PROBLEM TO WORK ON =
Extract each line containing the string "borders".

RECORD EXCERPTS =
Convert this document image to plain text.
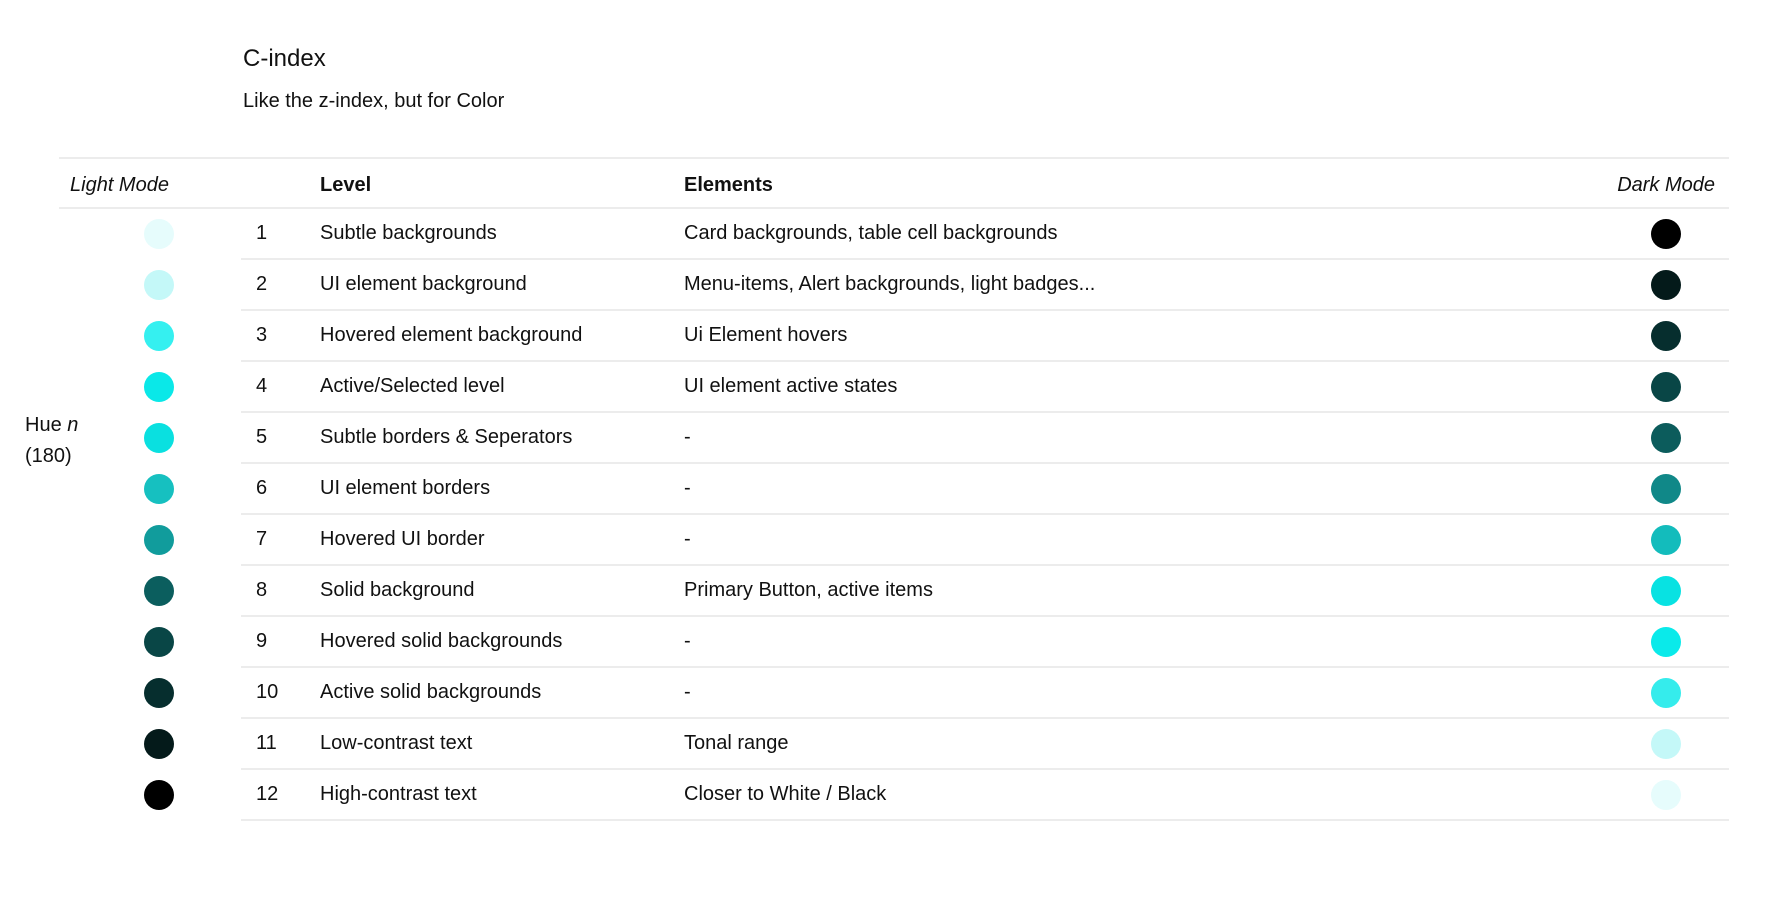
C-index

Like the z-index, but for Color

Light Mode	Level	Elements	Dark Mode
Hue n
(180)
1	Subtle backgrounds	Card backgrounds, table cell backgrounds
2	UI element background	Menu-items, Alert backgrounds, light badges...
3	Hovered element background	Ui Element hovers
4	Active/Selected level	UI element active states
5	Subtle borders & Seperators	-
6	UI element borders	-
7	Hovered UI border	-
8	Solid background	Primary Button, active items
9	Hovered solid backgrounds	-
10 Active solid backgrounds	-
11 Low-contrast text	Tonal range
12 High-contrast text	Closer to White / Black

ANSWER BELOW =
5	Subtle borders & Seperators	-
6	UI element borders	-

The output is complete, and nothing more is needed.